**Stated task:** Can you transcribe the data exactly? Leave the pictures out.

**Task data:**
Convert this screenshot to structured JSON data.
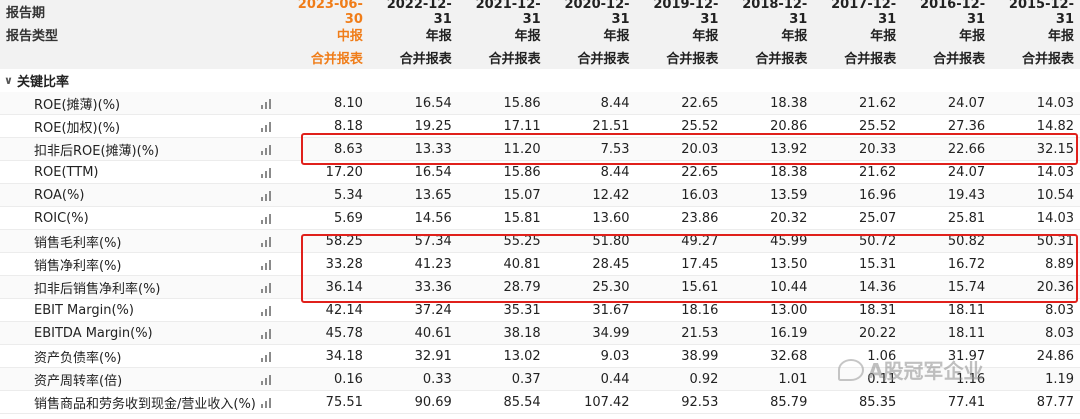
{
  "header": {
    "period_label": "报告期",
    "type_label": "报告类型",
    "columns": [
      {
        "date": "2023-06-30",
        "period": "中报",
        "type": "合并报表"
      },
      {
        "date": "2022-12-31",
        "period": "年报",
        "type": "合并报表"
      },
      {
        "date": "2021-12-31",
        "period": "年报",
        "type": "合并报表"
      },
      {
        "date": "2020-12-31",
        "period": "年报",
        "type": "合并报表"
      },
      {
        "date": "2019-12-31",
        "period": "年报",
        "type": "合并报表"
      },
      {
        "date": "2018-12-31",
        "period": "年报",
        "type": "合并报表"
      },
      {
        "date": "2017-12-31",
        "period": "年报",
        "type": "合并报表"
      },
      {
        "date": "2016-12-31",
        "period": "年报",
        "type": "合并报表"
      },
      {
        "date": "2015-12-31",
        "period": "年报",
        "type": "合并报表"
      }
    ]
  },
  "section": {
    "label": "关键比率",
    "icon": "chevron-down-icon"
  },
  "rows": [
    {
      "label": "ROE(摊薄)(%)",
      "values": [
        "8.10",
        "16.54",
        "15.86",
        "8.44",
        "22.65",
        "18.38",
        "21.62",
        "24.07",
        "14.03"
      ]
    },
    {
      "label": "ROE(加权)(%)",
      "values": [
        "8.18",
        "19.25",
        "17.11",
        "21.51",
        "25.52",
        "20.86",
        "25.52",
        "27.36",
        "14.82"
      ]
    },
    {
      "label": "扣非后ROE(摊薄)(%)",
      "values": [
        "8.63",
        "13.33",
        "11.20",
        "7.53",
        "20.03",
        "13.92",
        "20.33",
        "22.66",
        "32.15"
      ]
    },
    {
      "label": "ROE(TTM)",
      "values": [
        "17.20",
        "16.54",
        "15.86",
        "8.44",
        "22.65",
        "18.38",
        "21.62",
        "24.07",
        "14.03"
      ]
    },
    {
      "label": "ROA(%)",
      "values": [
        "5.34",
        "13.65",
        "15.07",
        "12.42",
        "16.03",
        "13.59",
        "16.96",
        "19.43",
        "10.54"
      ]
    },
    {
      "label": "ROIC(%)",
      "values": [
        "5.69",
        "14.56",
        "15.81",
        "13.60",
        "23.86",
        "20.32",
        "25.07",
        "25.81",
        "14.03"
      ]
    },
    {
      "label": "销售毛利率(%)",
      "values": [
        "58.25",
        "57.34",
        "55.25",
        "51.80",
        "49.27",
        "45.99",
        "50.72",
        "50.82",
        "50.31"
      ]
    },
    {
      "label": "销售净利率(%)",
      "values": [
        "33.28",
        "41.23",
        "40.81",
        "28.45",
        "17.45",
        "13.50",
        "15.31",
        "16.72",
        "8.89"
      ]
    },
    {
      "label": "扣非后销售净利率(%)",
      "values": [
        "36.14",
        "33.36",
        "28.79",
        "25.30",
        "15.61",
        "10.44",
        "14.36",
        "15.74",
        "20.36"
      ]
    },
    {
      "label": "EBIT Margin(%)",
      "values": [
        "42.14",
        "37.24",
        "35.31",
        "31.67",
        "18.16",
        "13.00",
        "18.31",
        "18.11",
        "8.03"
      ]
    },
    {
      "label": "EBITDA Margin(%)",
      "values": [
        "45.78",
        "40.61",
        "38.18",
        "34.99",
        "21.53",
        "16.19",
        "20.22",
        "18.11",
        "8.03"
      ]
    },
    {
      "label": "资产负债率(%)",
      "values": [
        "34.18",
        "32.91",
        "13.02",
        "9.03",
        "38.99",
        "32.68",
        "1.06",
        "31.97",
        "24.86"
      ]
    },
    {
      "label": "资产周转率(倍)",
      "values": [
        "0.16",
        "0.33",
        "0.37",
        "0.44",
        "0.92",
        "1.01",
        "0.11",
        "1.16",
        "1.19"
      ]
    },
    {
      "label": "销售商品和劳务收到现金/营业收入(%)",
      "values": [
        "75.51",
        "90.69",
        "85.54",
        "107.42",
        "92.53",
        "85.79",
        "85.35",
        "77.41",
        "87.77"
      ]
    }
  ],
  "watermark": {
    "text": "A股冠军企业",
    "icon": "wechat-icon"
  },
  "colors": {
    "active_header": "#f07d19",
    "highlight_box": "#e0201b"
  }
}
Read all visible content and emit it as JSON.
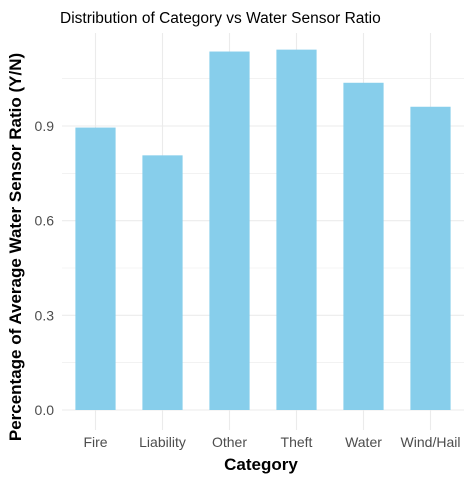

**The response:**
Convert this screenshot to structured JSON data.
{
  "header": {
    "period_label": "报告期",
    "type_label": "报告类型",
    "columns": [
      {
        "date": "2023-06-30",
        "period": "中报",
        "type": "合并报表"
      },
      {
        "date": "2022-12-31",
        "period": "年报",
        "type": "合并报表"
      },
      {
        "date": "2021-12-31",
        "period": "年报",
        "type": "合并报表"
      },
      {
        "date": "2020-12-31",
        "period": "年报",
        "type": "合并报表"
      },
      {
        "date": "2019-12-31",
        "period": "年报",
        "type": "合并报表"
      },
      {
        "date": "2018-12-31",
        "period": "年报",
        "type": "合并报表"
      },
      {
        "date": "2017-12-31",
        "period": "年报",
        "type": "合并报表"
      },
      {
        "date": "2016-12-31",
        "period": "年报",
        "type": "合并报表"
      },
      {
        "date": "2015-12-31",
        "period": "年报",
        "type": "合并报表"
      }
    ]
  },
  "section": {
    "label": "关键比率",
    "icon": "chevron-down-icon"
  },
  "rows": [
    {
      "label": "ROE(摊薄)(%)",
      "values": [
        "8.10",
        "16.54",
        "15.86",
        "8.44",
        "22.65",
        "18.38",
        "21.62",
        "24.07",
        "14.03"
      ]
    },
    {
      "label": "ROE(加权)(%)",
      "values": [
        "8.18",
        "19.25",
        "17.11",
        "21.51",
        "25.52",
        "20.86",
        "25.52",
        "27.36",
        "14.82"
      ]
    },
    {
      "label": "扣非后ROE(摊薄)(%)",
      "values": [
        "8.63",
        "13.33",
        "11.20",
        "7.53",
        "20.03",
        "13.92",
        "20.33",
        "22.66",
        "32.15"
      ]
    },
    {
      "label": "ROE(TTM)",
      "values": [
        "17.20",
        "16.54",
        "15.86",
        "8.44",
        "22.65",
        "18.38",
        "21.62",
        "24.07",
        "14.03"
      ]
    },
    {
      "label": "ROA(%)",
      "values": [
        "5.34",
        "13.65",
        "15.07",
        "12.42",
        "16.03",
        "13.59",
        "16.96",
        "19.43",
        "10.54"
      ]
    },
    {
      "label": "ROIC(%)",
      "values": [
        "5.69",
        "14.56",
        "15.81",
        "13.60",
        "23.86",
        "20.32",
        "25.07",
        "25.81",
        "14.03"
      ]
    },
    {
      "label": "销售毛利率(%)",
      "values": [
        "58.25",
        "57.34",
        "55.25",
        "51.80",
        "49.27",
        "45.99",
        "50.72",
        "50.82",
        "50.31"
      ]
    },
    {
      "label": "销售净利率(%)",
      "values": [
        "33.28",
        "41.23",
        "40.81",
        "28.45",
        "17.45",
        "13.50",
        "15.31",
        "16.72",
        "8.89"
      ]
    },
    {
      "label": "扣非后销售净利率(%)",
      "values": [
        "36.14",
        "33.36",
        "28.79",
        "25.30",
        "15.61",
        "10.44",
        "14.36",
        "15.74",
        "20.36"
      ]
    },
    {
      "label": "EBIT Margin(%)",
      "values": [
        "42.14",
        "37.24",
        "35.31",
        "31.67",
        "18.16",
        "13.00",
        "18.31",
        "18.11",
        "8.03"
      ]
    },
    {
      "label": "EBITDA Margin(%)",
      "values": [
        "45.78",
        "40.61",
        "38.18",
        "34.99",
        "21.53",
        "16.19",
        "20.22",
        "18.11",
        "8.03"
      ]
    },
    {
      "label": "资产负债率(%)",
      "values": [
        "34.18",
        "32.91",
        "13.02",
        "9.03",
        "38.99",
        "32.68",
        "1.06",
        "31.97",
        "24.86"
      ]
    },
    {
      "label": "资产周转率(倍)",
      "values": [
        "0.16",
        "0.33",
        "0.37",
        "0.44",
        "0.92",
        "1.01",
        "0.11",
        "1.16",
        "1.19"
      ]
    },
    {
      "label": "销售商品和劳务收到现金/营业收入(%)",
      "values": [
        "75.51",
        "90.69",
        "85.54",
        "107.42",
        "92.53",
        "85.79",
        "85.35",
        "77.41",
        "87.77"
      ]
    }
  ],
  "watermark": {
    "text": "A股冠军企业",
    "icon": "wechat-icon"
  },
  "colors": {
    "active_header": "#f07d19",
    "highlight_box": "#e0201b"
  }
}
Read all visible content and emit it as JSON.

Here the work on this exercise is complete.